Stored records
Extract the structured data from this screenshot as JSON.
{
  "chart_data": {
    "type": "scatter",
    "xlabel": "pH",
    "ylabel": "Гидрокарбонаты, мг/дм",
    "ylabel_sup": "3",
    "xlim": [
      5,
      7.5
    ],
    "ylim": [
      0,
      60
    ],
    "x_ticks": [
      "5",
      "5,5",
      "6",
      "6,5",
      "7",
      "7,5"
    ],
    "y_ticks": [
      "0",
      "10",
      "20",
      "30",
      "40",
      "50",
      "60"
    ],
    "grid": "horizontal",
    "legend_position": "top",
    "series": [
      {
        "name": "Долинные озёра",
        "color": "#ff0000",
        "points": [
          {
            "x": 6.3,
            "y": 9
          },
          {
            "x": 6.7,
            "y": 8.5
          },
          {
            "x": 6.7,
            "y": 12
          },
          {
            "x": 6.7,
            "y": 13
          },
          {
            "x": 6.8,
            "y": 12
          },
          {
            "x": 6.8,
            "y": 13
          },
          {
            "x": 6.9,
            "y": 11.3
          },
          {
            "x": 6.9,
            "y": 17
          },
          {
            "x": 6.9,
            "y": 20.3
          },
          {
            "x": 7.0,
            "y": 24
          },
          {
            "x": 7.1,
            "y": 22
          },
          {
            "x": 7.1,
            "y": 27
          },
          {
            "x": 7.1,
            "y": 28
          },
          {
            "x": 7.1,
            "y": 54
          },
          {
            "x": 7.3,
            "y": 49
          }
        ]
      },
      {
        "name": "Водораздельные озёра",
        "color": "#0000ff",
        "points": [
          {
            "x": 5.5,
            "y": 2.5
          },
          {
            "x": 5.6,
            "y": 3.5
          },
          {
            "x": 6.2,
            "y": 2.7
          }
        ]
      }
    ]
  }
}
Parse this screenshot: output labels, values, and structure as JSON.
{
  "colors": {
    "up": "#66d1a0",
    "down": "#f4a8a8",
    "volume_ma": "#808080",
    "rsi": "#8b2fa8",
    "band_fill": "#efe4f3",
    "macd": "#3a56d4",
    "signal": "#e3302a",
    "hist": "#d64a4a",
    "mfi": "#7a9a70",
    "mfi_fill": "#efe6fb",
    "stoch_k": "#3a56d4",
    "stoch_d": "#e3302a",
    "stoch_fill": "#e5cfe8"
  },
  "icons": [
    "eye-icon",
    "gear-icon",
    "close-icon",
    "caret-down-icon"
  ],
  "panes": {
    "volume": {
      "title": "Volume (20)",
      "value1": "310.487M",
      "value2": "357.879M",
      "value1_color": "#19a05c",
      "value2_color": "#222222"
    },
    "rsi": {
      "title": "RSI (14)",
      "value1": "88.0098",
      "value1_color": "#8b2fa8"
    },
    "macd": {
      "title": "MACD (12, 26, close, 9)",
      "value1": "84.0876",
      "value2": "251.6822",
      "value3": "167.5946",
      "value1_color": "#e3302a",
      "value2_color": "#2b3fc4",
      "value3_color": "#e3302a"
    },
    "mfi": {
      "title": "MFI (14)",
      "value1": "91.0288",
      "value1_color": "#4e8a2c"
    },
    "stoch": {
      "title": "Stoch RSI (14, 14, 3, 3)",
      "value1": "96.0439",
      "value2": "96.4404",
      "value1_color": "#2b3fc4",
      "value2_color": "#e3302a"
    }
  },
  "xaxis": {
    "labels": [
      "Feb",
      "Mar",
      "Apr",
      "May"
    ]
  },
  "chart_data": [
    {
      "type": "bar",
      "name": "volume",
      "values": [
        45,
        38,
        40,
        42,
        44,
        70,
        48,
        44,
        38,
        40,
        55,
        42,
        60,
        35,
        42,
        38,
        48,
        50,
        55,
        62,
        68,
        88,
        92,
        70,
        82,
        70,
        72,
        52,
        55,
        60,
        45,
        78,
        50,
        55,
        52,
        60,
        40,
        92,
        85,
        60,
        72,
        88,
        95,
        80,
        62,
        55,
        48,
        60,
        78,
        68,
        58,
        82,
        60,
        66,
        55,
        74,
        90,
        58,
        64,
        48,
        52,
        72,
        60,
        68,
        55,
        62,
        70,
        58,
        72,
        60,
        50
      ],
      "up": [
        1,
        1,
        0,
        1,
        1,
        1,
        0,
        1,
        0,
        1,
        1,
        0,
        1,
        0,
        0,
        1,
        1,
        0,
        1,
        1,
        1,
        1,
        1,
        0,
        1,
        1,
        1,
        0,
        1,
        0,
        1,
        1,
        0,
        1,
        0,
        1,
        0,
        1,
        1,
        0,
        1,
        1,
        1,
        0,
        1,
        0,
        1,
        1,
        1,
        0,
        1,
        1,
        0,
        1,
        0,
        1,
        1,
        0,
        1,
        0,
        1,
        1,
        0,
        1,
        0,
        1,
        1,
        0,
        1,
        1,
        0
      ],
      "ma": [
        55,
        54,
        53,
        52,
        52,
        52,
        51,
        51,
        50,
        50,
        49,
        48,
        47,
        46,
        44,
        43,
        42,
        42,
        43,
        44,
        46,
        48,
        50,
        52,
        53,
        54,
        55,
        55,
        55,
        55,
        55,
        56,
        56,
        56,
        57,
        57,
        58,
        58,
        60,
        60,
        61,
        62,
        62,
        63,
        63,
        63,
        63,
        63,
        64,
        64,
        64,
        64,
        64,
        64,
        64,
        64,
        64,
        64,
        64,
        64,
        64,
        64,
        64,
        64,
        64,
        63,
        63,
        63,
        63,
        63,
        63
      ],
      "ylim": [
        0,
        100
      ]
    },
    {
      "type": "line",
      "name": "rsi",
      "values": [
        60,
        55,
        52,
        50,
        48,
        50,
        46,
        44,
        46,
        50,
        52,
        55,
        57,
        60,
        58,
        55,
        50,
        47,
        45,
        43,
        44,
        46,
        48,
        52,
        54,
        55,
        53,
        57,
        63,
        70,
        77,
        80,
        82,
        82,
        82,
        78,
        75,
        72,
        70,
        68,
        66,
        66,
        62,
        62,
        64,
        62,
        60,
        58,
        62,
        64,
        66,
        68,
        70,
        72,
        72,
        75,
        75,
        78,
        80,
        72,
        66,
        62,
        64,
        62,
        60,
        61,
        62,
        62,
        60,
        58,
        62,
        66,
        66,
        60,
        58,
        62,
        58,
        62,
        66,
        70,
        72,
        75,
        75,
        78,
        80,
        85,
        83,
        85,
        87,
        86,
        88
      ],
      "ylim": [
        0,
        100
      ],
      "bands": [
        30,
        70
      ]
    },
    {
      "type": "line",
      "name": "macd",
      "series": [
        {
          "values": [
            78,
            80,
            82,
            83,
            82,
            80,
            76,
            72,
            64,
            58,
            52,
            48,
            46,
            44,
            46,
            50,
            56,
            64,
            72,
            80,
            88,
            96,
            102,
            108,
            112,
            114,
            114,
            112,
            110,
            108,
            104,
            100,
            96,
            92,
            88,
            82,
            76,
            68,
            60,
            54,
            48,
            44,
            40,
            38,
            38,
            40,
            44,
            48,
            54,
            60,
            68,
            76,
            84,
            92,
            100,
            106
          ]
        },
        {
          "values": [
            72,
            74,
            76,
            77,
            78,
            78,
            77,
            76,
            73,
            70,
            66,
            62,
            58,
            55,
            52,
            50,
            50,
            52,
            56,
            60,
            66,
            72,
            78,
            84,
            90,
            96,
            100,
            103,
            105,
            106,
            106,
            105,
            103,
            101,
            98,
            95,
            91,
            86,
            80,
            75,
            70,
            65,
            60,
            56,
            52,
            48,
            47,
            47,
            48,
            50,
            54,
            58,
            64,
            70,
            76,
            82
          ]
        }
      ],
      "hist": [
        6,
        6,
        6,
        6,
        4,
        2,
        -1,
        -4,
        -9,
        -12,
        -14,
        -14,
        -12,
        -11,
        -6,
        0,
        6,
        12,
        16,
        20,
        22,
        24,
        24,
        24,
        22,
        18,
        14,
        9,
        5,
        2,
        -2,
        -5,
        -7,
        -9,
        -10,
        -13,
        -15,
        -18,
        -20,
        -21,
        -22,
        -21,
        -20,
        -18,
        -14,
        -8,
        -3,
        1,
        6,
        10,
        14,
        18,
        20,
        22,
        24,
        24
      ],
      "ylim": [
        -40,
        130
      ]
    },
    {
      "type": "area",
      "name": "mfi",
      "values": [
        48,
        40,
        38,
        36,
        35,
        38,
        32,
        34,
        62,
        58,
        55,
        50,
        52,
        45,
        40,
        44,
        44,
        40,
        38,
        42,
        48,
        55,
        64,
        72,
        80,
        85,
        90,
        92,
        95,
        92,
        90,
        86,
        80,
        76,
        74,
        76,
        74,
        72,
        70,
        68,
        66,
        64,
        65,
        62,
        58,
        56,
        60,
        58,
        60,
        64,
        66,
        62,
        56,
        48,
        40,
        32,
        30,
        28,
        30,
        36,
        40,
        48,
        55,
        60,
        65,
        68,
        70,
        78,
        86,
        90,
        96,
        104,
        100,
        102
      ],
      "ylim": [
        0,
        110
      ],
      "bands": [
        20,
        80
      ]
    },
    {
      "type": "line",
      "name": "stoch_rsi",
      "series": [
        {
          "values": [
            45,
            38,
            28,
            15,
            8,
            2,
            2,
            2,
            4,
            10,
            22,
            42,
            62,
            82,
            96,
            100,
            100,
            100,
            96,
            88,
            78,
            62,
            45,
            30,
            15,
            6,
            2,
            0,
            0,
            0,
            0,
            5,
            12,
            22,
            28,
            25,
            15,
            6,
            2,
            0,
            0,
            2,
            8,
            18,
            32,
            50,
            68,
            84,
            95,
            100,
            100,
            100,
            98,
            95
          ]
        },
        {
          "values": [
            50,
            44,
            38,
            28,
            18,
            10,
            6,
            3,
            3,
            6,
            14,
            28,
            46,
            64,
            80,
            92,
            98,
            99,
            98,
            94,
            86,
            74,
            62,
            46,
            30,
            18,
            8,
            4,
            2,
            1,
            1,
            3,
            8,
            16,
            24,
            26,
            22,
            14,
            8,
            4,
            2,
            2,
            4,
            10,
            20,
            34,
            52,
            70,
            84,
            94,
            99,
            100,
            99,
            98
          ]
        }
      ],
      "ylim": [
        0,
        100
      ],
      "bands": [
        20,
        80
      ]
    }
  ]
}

■ **Written exercise**
Give the count of lines in the listing that hold the word "title", with no other text.

■ **Solution to the problem**
5